-- START Information supplied --
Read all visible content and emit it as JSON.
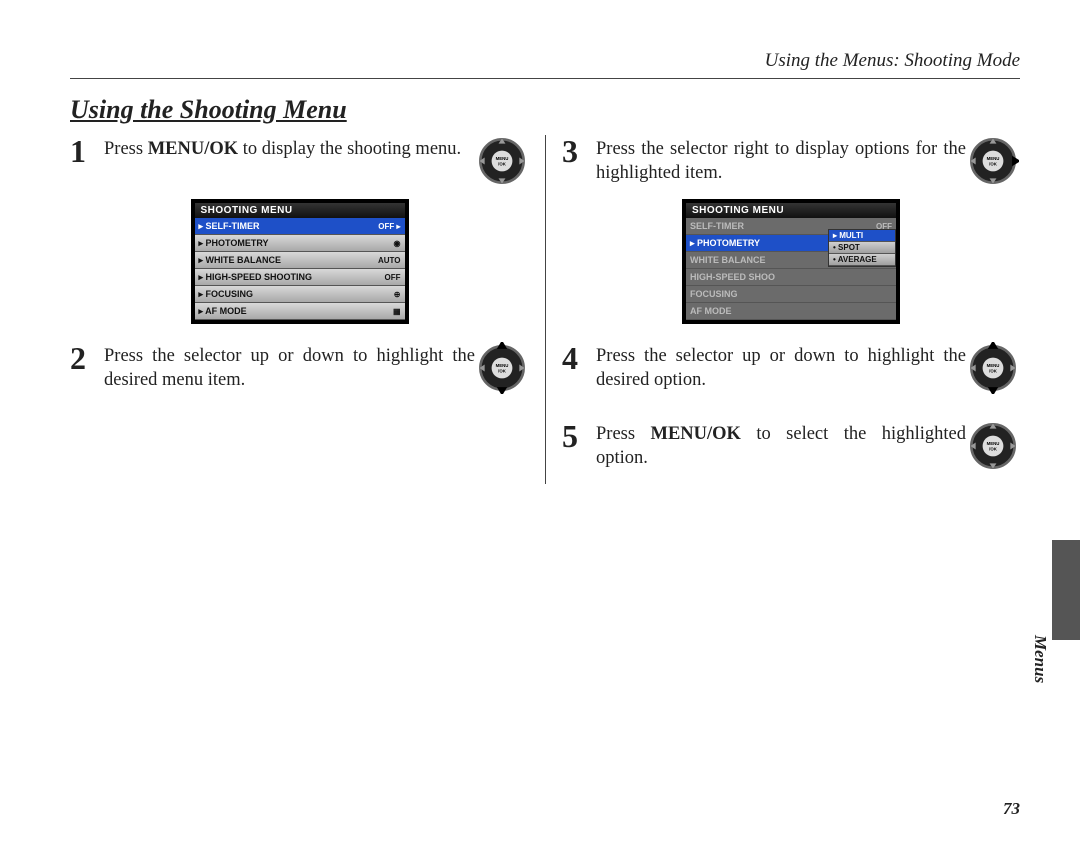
{
  "header": "Using the Menus: Shooting Mode",
  "title": "Using the Shooting Menu",
  "steps": {
    "s1": {
      "num": "1",
      "pre": "Press ",
      "bold": "MENU/OK",
      "post": " to display the shoot­ing menu."
    },
    "s2": {
      "num": "2",
      "text": "Press the selector up or down to highlight the desired menu item."
    },
    "s3": {
      "num": "3",
      "text": "Press the selector right to display options for the highlighted item."
    },
    "s4": {
      "num": "4",
      "text": "Press the selector up or down to highlight the desired option."
    },
    "s5": {
      "num": "5",
      "pre": "Press ",
      "bold": "MENU/OK",
      "post": " to select the high­lighted option."
    }
  },
  "lcd1": {
    "title": "SHOOTING MENU",
    "rows": [
      {
        "label": "SELF-TIMER",
        "value": "OFF ▸",
        "selected": true
      },
      {
        "label": "PHOTOMETRY",
        "value": "◉"
      },
      {
        "label": "WHITE BALANCE",
        "value": "AUTO"
      },
      {
        "label": "HIGH-SPEED SHOOTING",
        "value": "OFF"
      },
      {
        "label": "FOCUSING",
        "value": "⊕"
      },
      {
        "label": "AF MODE",
        "value": "▦"
      }
    ]
  },
  "lcd2": {
    "title": "SHOOTING MENU",
    "rows": [
      {
        "label": "SELF-TIMER",
        "value": "OFF",
        "dim": true
      },
      {
        "label": "PHOTOMETRY",
        "value": "",
        "selected": true
      },
      {
        "label": "WHITE BALANCE",
        "value": "",
        "dim": true
      },
      {
        "label": "HIGH-SPEED SHOO",
        "value": "",
        "dim": true
      },
      {
        "label": "FOCUSING",
        "value": "",
        "dim": true
      },
      {
        "label": "AF MODE",
        "value": "",
        "dim": true
      }
    ],
    "options": [
      {
        "label": "MULTI",
        "selected": true
      },
      {
        "label": "SPOT"
      },
      {
        "label": "AVERAGE"
      }
    ]
  },
  "side_label": "Menus",
  "page_number": "73",
  "dial_label": "MENU\n/OK"
}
-- END Information supplied --
* [What you need to do]:
Check each line above for the word "selector" and say how many have it, with nothing else.

* [Solution]:
3